### [Instruction]
Report back each line of the records that contains the string "jack".

### [Figure content listings]
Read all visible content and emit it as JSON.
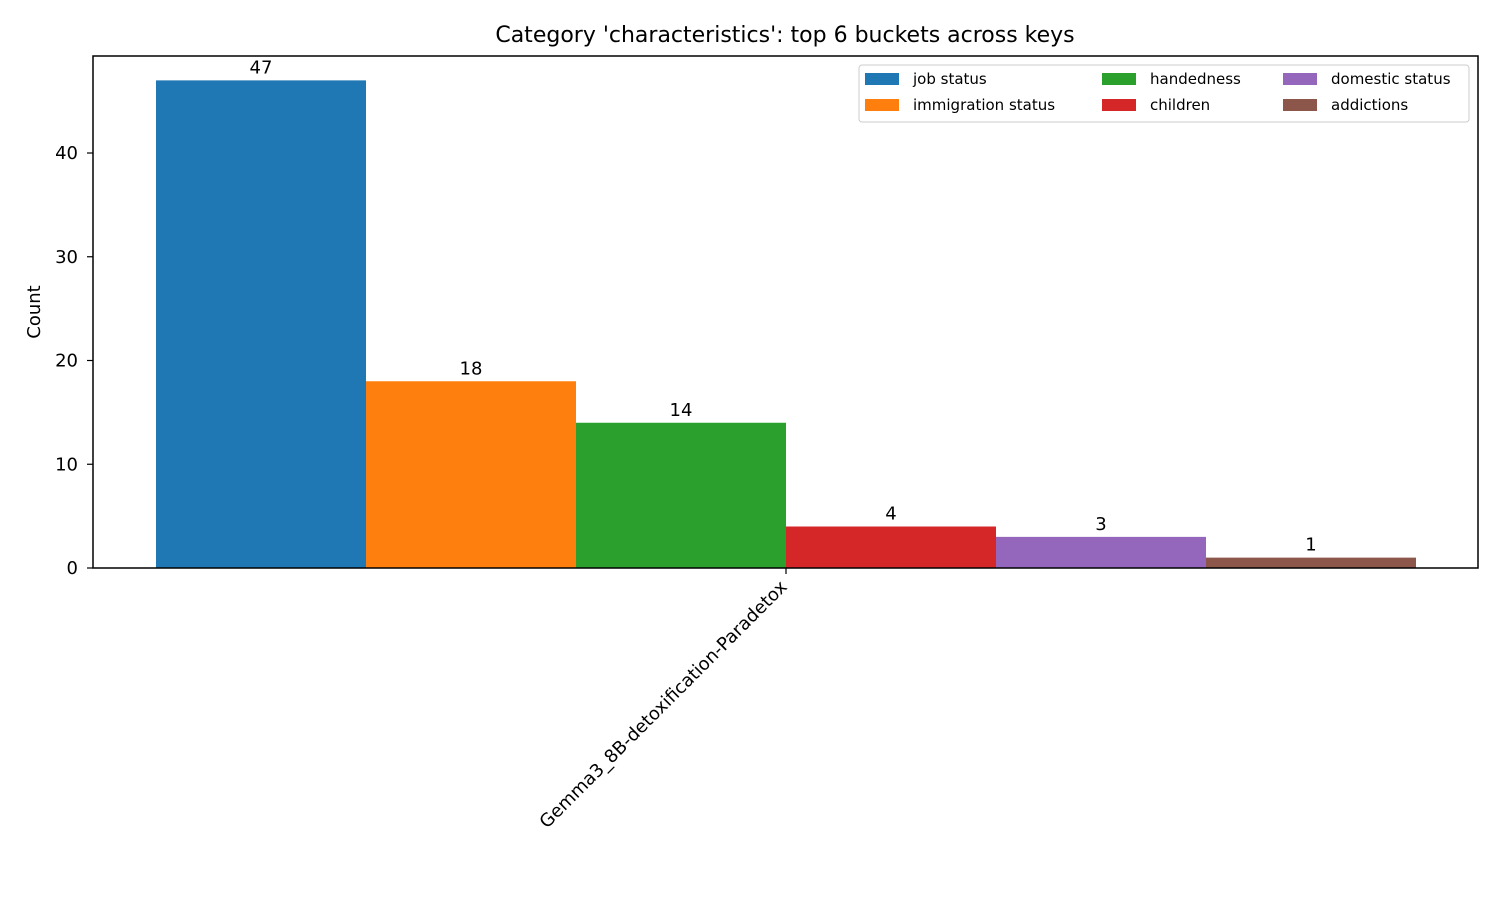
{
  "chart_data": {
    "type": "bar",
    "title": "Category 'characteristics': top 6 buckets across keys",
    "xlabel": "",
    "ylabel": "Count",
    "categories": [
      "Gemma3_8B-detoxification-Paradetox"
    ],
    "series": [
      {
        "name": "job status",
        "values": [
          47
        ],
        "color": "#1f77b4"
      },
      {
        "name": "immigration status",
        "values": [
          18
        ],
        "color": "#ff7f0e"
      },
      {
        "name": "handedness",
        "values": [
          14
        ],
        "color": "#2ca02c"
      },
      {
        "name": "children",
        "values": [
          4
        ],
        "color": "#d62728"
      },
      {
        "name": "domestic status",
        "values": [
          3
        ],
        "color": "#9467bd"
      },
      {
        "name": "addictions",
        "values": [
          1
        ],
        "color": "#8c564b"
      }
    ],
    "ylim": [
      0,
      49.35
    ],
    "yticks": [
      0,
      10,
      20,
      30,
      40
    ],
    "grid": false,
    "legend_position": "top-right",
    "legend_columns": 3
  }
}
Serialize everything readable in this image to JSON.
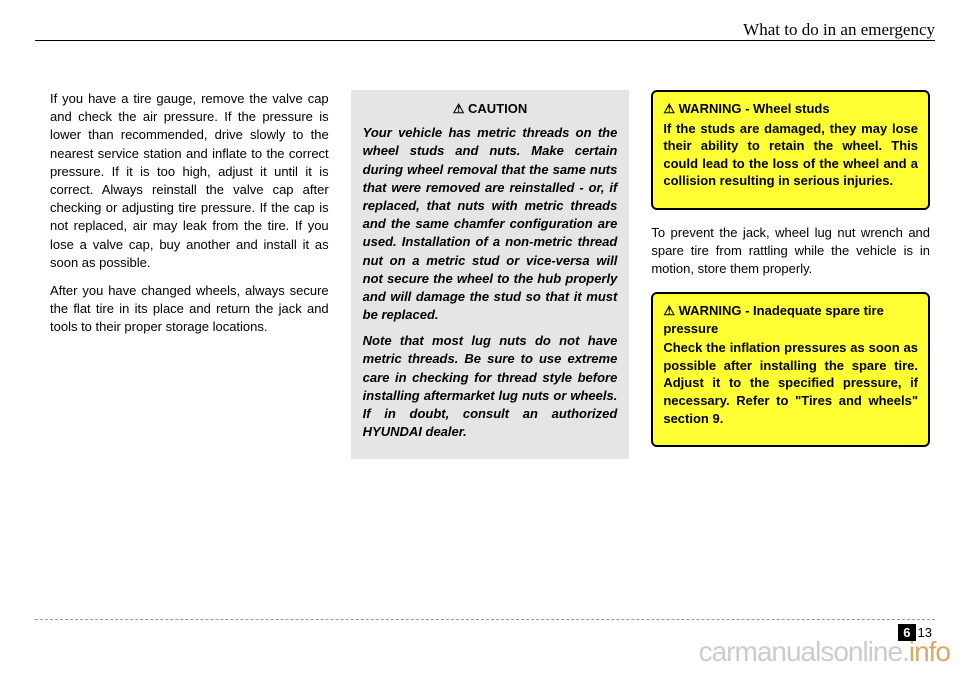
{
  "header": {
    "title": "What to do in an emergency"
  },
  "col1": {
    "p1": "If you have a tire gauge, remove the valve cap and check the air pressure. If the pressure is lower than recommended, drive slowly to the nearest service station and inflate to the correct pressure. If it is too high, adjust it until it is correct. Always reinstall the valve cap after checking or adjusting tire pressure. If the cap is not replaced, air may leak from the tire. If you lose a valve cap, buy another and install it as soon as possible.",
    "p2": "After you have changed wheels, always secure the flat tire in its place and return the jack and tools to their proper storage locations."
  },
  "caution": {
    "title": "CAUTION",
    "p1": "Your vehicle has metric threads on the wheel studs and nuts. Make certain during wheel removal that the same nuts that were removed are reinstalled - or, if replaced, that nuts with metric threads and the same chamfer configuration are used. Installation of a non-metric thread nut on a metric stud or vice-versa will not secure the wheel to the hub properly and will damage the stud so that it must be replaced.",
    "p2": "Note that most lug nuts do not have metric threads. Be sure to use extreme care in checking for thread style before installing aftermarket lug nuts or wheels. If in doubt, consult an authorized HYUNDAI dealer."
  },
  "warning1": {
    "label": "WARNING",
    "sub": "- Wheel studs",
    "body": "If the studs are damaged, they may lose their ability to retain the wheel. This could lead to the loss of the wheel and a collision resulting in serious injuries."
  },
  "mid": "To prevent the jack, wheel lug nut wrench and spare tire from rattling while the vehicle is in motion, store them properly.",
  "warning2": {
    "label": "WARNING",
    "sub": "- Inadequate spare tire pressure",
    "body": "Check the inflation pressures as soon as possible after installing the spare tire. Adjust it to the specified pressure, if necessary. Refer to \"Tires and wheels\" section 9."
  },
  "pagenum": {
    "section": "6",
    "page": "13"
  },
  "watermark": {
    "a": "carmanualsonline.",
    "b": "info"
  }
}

### [Exercise result]
    "p2": "After you have changed wheels, always secure the flat tire in its place and return the jack and tools to their proper storage locations."
  "mid": "To prevent the jack, wheel lug nut wrench and spare tire from rattling while the vehicle is in motion, store them properly.",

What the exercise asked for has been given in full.